Data items
┏━━

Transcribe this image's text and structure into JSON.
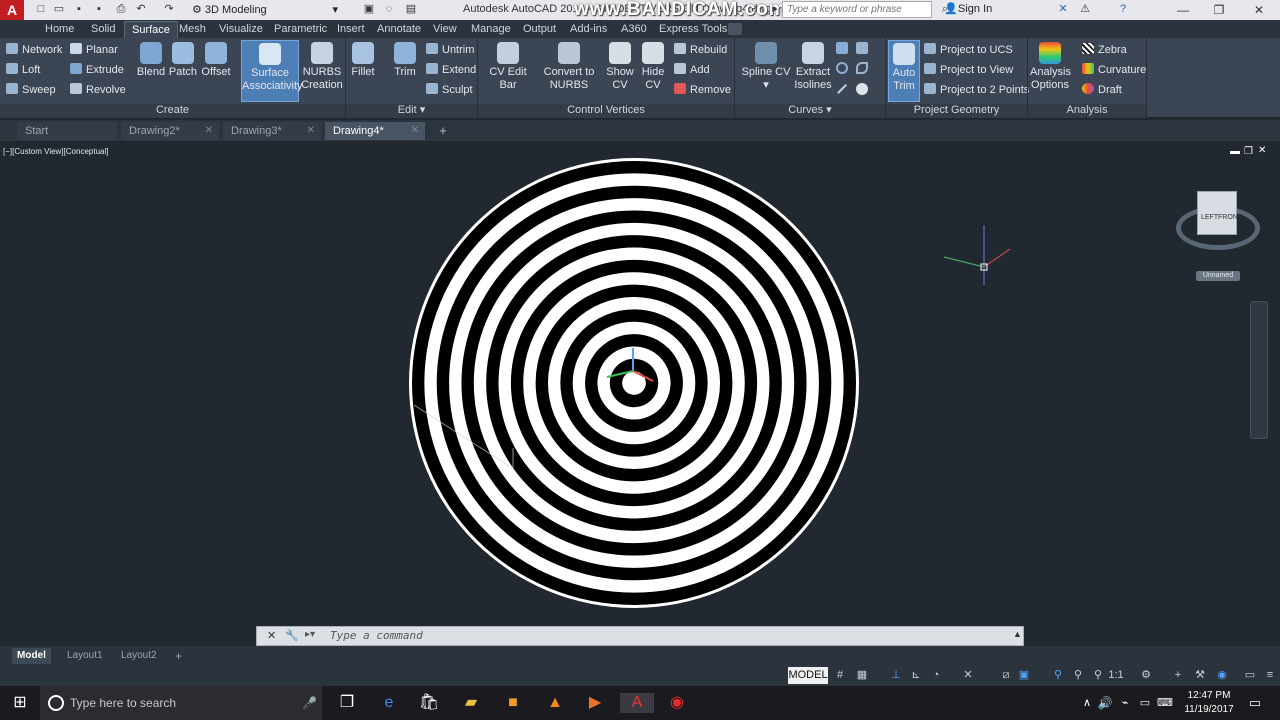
{
  "titlebar": {
    "workspace": "3D Modeling",
    "app_title": "Autodesk AutoCAD 2016 - STUDENT VERSION    Drawing4.dwg",
    "watermark": "www.BANDICAM.com",
    "search_placeholder": "Type a keyword or phrase",
    "sign_in": "Sign In"
  },
  "ribbon_tabs": [
    "Home",
    "Solid",
    "Surface",
    "Mesh",
    "Visualize",
    "Parametric",
    "Insert",
    "Annotate",
    "View",
    "Manage",
    "Output",
    "Add-ins",
    "A360",
    "Express Tools"
  ],
  "ribbon": {
    "create": {
      "title": "Create",
      "small_left": [
        "Network",
        "Loft",
        "Sweep"
      ],
      "small_right": [
        "Planar",
        "Extrude",
        "Revolve"
      ],
      "large": [
        "Blend",
        "Patch",
        "Offset"
      ],
      "surface_assoc": [
        "Surface",
        "Associativity"
      ],
      "nurbs": [
        "NURBS",
        "Creation"
      ]
    },
    "edit": {
      "title": "Edit",
      "fillet": "Fillet",
      "trim": "Trim",
      "small": [
        "Untrim",
        "Extend",
        "Sculpt"
      ]
    },
    "control_vertices": {
      "title": "Control Vertices",
      "cv_edit_bar": "CV Edit Bar",
      "convert": [
        "Convert to",
        "NURBS"
      ],
      "show_cv": [
        "Show",
        "CV"
      ],
      "hide_cv": [
        "Hide",
        "CV"
      ],
      "small": [
        "Rebuild",
        "Add",
        "Remove"
      ]
    },
    "curves": {
      "title": "Curves",
      "spline": "Spline CV",
      "extract": [
        "Extract",
        "Isolines"
      ]
    },
    "project_geometry": {
      "title": "Project Geometry",
      "auto_trim": [
        "Auto",
        "Trim"
      ],
      "small": [
        "Project to UCS",
        "Project to View",
        "Project to 2 Points"
      ]
    },
    "analysis": {
      "title": "Analysis",
      "options": [
        "Analysis",
        "Options"
      ],
      "small": [
        "Zebra",
        "Curvature",
        "Draft"
      ]
    }
  },
  "file_tabs": [
    "Start",
    "Drawing2*",
    "Drawing3*",
    "Drawing4*"
  ],
  "viewport": {
    "label": "[−][Custom View][Conceptual]",
    "viewcube_left": "LEFT",
    "viewcube_front": "FRONT",
    "ucs_name": "Unnamed",
    "rings": 9
  },
  "command": {
    "placeholder": "Type a command"
  },
  "layout_tabs": [
    "Model",
    "Layout1",
    "Layout2"
  ],
  "status": {
    "model": "MODEL",
    "scale": "1:1"
  },
  "taskbar": {
    "search_placeholder": "Type here to search",
    "time": "12:47 PM",
    "date": "11/19/2017"
  },
  "colors": {
    "accent": "#4d7eb5",
    "ribbon_bg": "#3b4553",
    "canvas_bg": "#212830"
  }
}
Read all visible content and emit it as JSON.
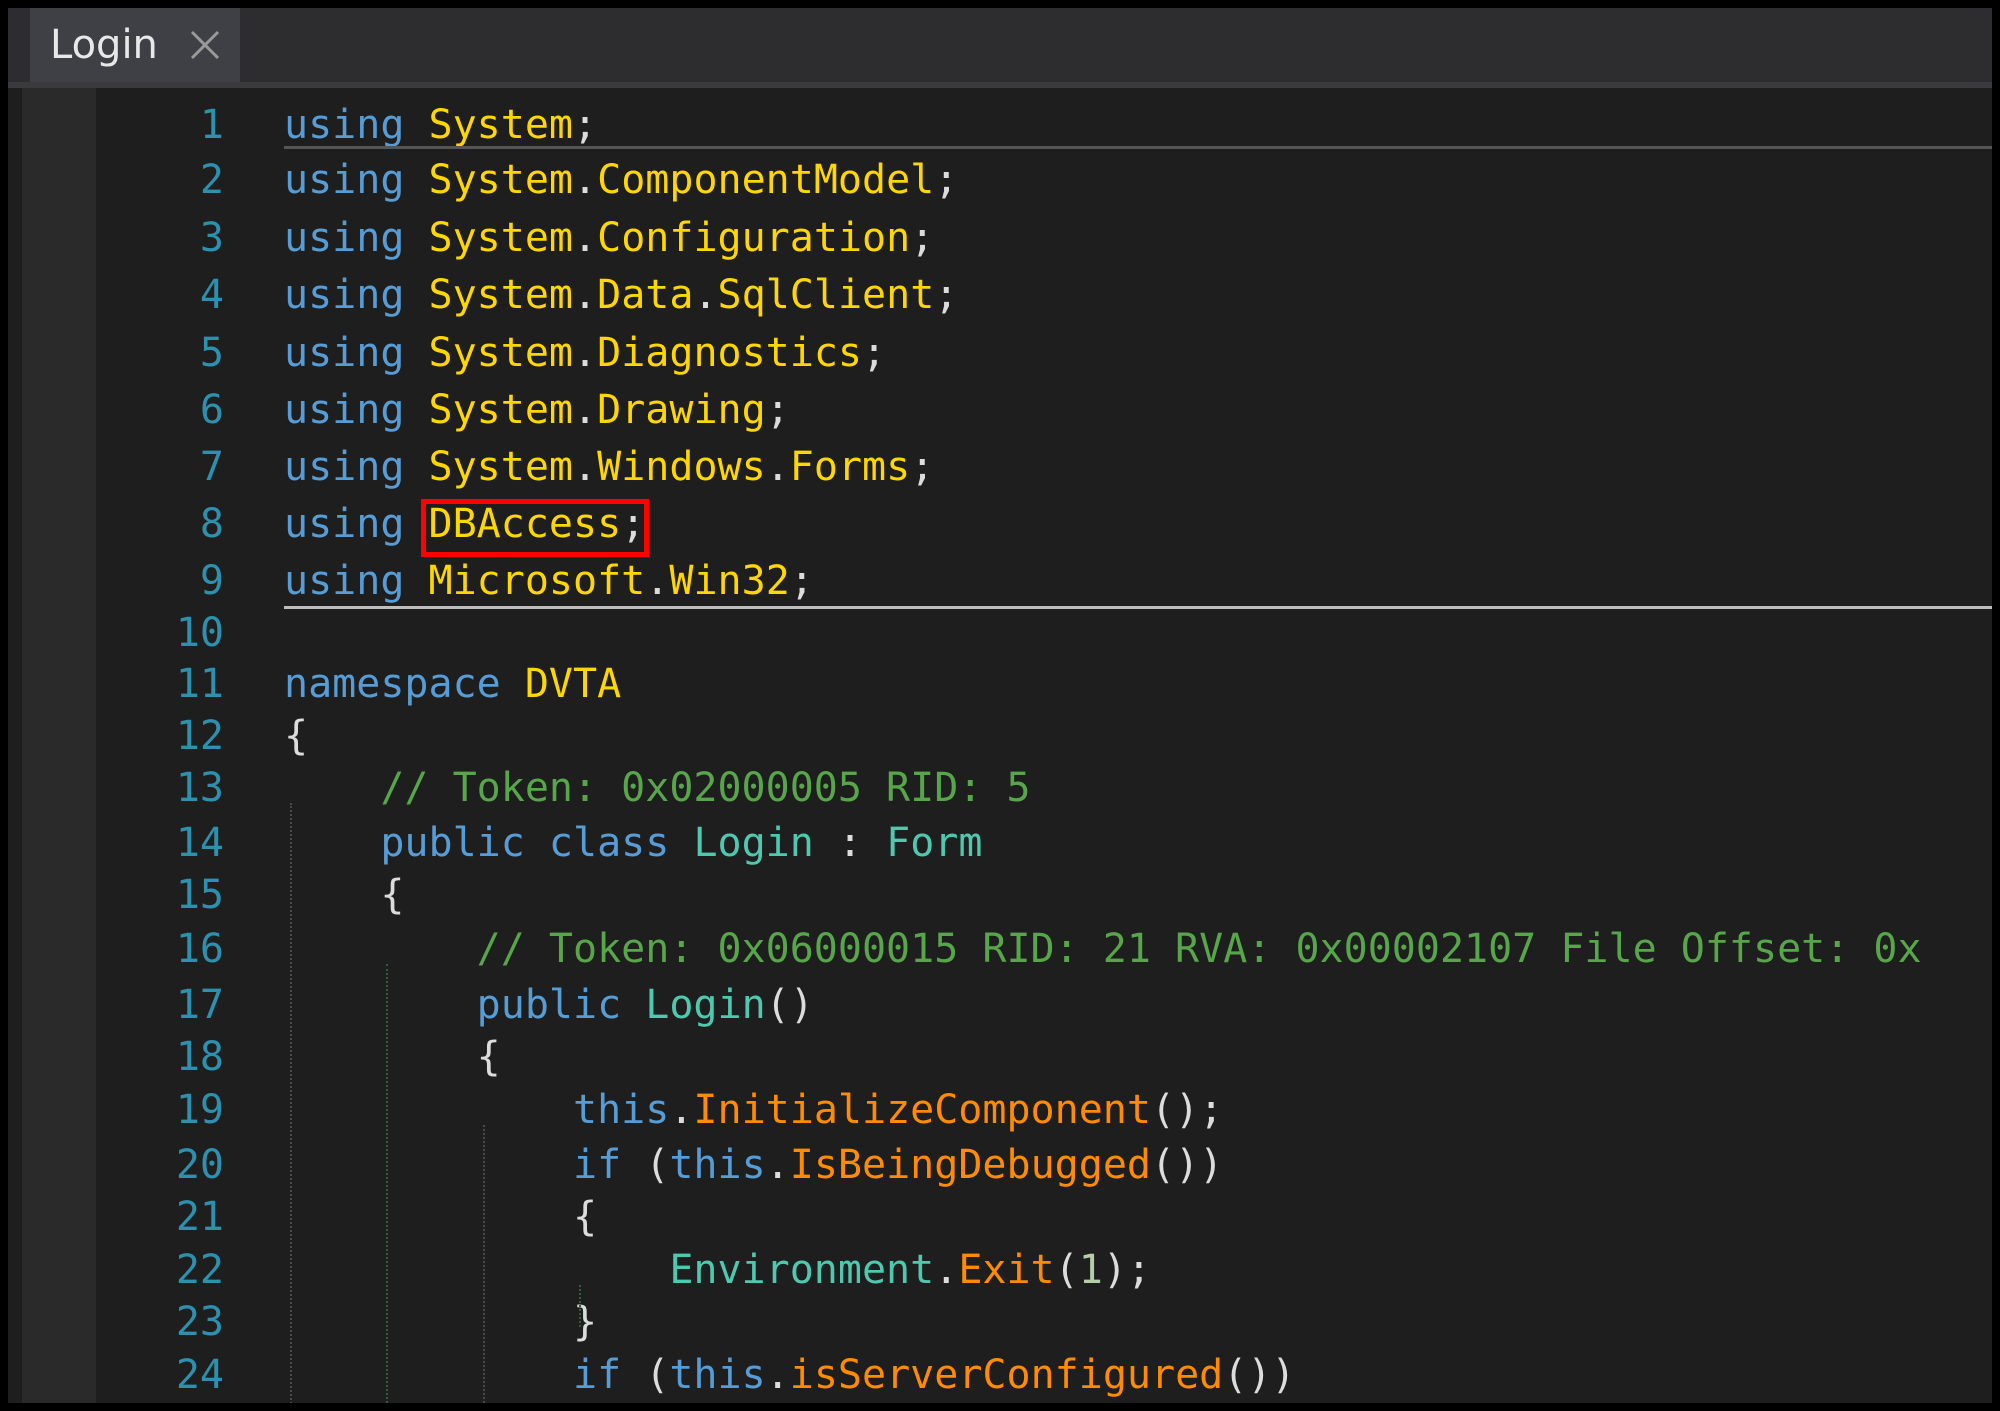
{
  "tab": {
    "label": "Login",
    "close_icon": "close-icon"
  },
  "lines": [
    {
      "n": "1",
      "tokens": [
        [
          "kw",
          "using"
        ],
        [
          "punct",
          " "
        ],
        [
          "ns",
          "System"
        ],
        [
          "punct",
          ";"
        ]
      ]
    },
    {
      "n": "2",
      "tokens": [
        [
          "kw",
          "using"
        ],
        [
          "punct",
          " "
        ],
        [
          "ns",
          "System"
        ],
        [
          "punct",
          "."
        ],
        [
          "ns",
          "ComponentModel"
        ],
        [
          "punct",
          ";"
        ]
      ]
    },
    {
      "n": "3",
      "tokens": [
        [
          "kw",
          "using"
        ],
        [
          "punct",
          " "
        ],
        [
          "ns",
          "System"
        ],
        [
          "punct",
          "."
        ],
        [
          "ns",
          "Configuration"
        ],
        [
          "punct",
          ";"
        ]
      ]
    },
    {
      "n": "4",
      "tokens": [
        [
          "kw",
          "using"
        ],
        [
          "punct",
          " "
        ],
        [
          "ns",
          "System"
        ],
        [
          "punct",
          "."
        ],
        [
          "ns",
          "Data"
        ],
        [
          "punct",
          "."
        ],
        [
          "ns",
          "SqlClient"
        ],
        [
          "punct",
          ";"
        ]
      ]
    },
    {
      "n": "5",
      "tokens": [
        [
          "kw",
          "using"
        ],
        [
          "punct",
          " "
        ],
        [
          "ns",
          "System"
        ],
        [
          "punct",
          "."
        ],
        [
          "ns",
          "Diagnostics"
        ],
        [
          "punct",
          ";"
        ]
      ]
    },
    {
      "n": "6",
      "tokens": [
        [
          "kw",
          "using"
        ],
        [
          "punct",
          " "
        ],
        [
          "ns",
          "System"
        ],
        [
          "punct",
          "."
        ],
        [
          "ns",
          "Drawing"
        ],
        [
          "punct",
          ";"
        ]
      ]
    },
    {
      "n": "7",
      "tokens": [
        [
          "kw",
          "using"
        ],
        [
          "punct",
          " "
        ],
        [
          "ns",
          "System"
        ],
        [
          "punct",
          "."
        ],
        [
          "ns",
          "Windows"
        ],
        [
          "punct",
          "."
        ],
        [
          "ns",
          "Forms"
        ],
        [
          "punct",
          ";"
        ]
      ]
    },
    {
      "n": "8",
      "tokens": [
        [
          "kw",
          "using"
        ],
        [
          "punct",
          " "
        ],
        [
          "ns",
          "DBAccess"
        ],
        [
          "punct",
          ";"
        ]
      ]
    },
    {
      "n": "9",
      "tokens": [
        [
          "kw",
          "using"
        ],
        [
          "punct",
          " "
        ],
        [
          "ns",
          "Microsoft"
        ],
        [
          "punct",
          "."
        ],
        [
          "ns",
          "Win32"
        ],
        [
          "punct",
          ";"
        ]
      ]
    },
    {
      "n": "10",
      "tokens": []
    },
    {
      "n": "11",
      "tokens": [
        [
          "kw",
          "namespace"
        ],
        [
          "punct",
          " "
        ],
        [
          "ns",
          "DVTA"
        ]
      ]
    },
    {
      "n": "12",
      "tokens": [
        [
          "punct",
          "{"
        ]
      ]
    },
    {
      "n": "13",
      "tokens": [
        [
          "punct",
          "    "
        ],
        [
          "cm",
          "// Token: 0x02000005 RID: 5"
        ]
      ]
    },
    {
      "n": "14",
      "tokens": [
        [
          "punct",
          "    "
        ],
        [
          "kw",
          "public"
        ],
        [
          "punct",
          " "
        ],
        [
          "kw",
          "class"
        ],
        [
          "punct",
          " "
        ],
        [
          "type",
          "Login"
        ],
        [
          "punct",
          " : "
        ],
        [
          "type",
          "Form"
        ]
      ]
    },
    {
      "n": "15",
      "tokens": [
        [
          "punct",
          "    {"
        ]
      ]
    },
    {
      "n": "16",
      "tokens": [
        [
          "punct",
          "        "
        ],
        [
          "cm",
          "// Token: 0x06000015 RID: 21 RVA: 0x00002107 File Offset: 0x"
        ]
      ]
    },
    {
      "n": "17",
      "tokens": [
        [
          "punct",
          "        "
        ],
        [
          "kw",
          "public"
        ],
        [
          "punct",
          " "
        ],
        [
          "type",
          "Login"
        ],
        [
          "punct",
          "()"
        ]
      ]
    },
    {
      "n": "18",
      "tokens": [
        [
          "punct",
          "        {"
        ]
      ]
    },
    {
      "n": "19",
      "tokens": [
        [
          "punct",
          "            "
        ],
        [
          "kw",
          "this"
        ],
        [
          "punct",
          "."
        ],
        [
          "method",
          "InitializeComponent"
        ],
        [
          "punct",
          "();"
        ]
      ]
    },
    {
      "n": "20",
      "tokens": [
        [
          "punct",
          "            "
        ],
        [
          "kw",
          "if"
        ],
        [
          "punct",
          " ("
        ],
        [
          "kw",
          "this"
        ],
        [
          "punct",
          "."
        ],
        [
          "method",
          "IsBeingDebugged"
        ],
        [
          "punct",
          "())"
        ]
      ]
    },
    {
      "n": "21",
      "tokens": [
        [
          "punct",
          "            {"
        ]
      ]
    },
    {
      "n": "22",
      "tokens": [
        [
          "punct",
          "                "
        ],
        [
          "env",
          "Environment"
        ],
        [
          "punct",
          "."
        ],
        [
          "method",
          "Exit"
        ],
        [
          "punct",
          "("
        ],
        [
          "num",
          "1"
        ],
        [
          "punct",
          ");"
        ]
      ]
    },
    {
      "n": "23",
      "tokens": [
        [
          "punct",
          "            }"
        ]
      ]
    },
    {
      "n": "24",
      "tokens": [
        [
          "punct",
          "            "
        ],
        [
          "kw",
          "if"
        ],
        [
          "punct",
          " ("
        ],
        [
          "kw",
          "this"
        ],
        [
          "punct",
          "."
        ],
        [
          "method",
          "isServerConfigured"
        ],
        [
          "punct",
          "())"
        ]
      ]
    }
  ]
}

┗━━

**PROBLEM DETAILS:**
Copy each line of the preceding data that contains the string "label".

**SOLUTION BELOW:**
    "label": "[−][Custom View][Conceptual]",
    "label": "Login",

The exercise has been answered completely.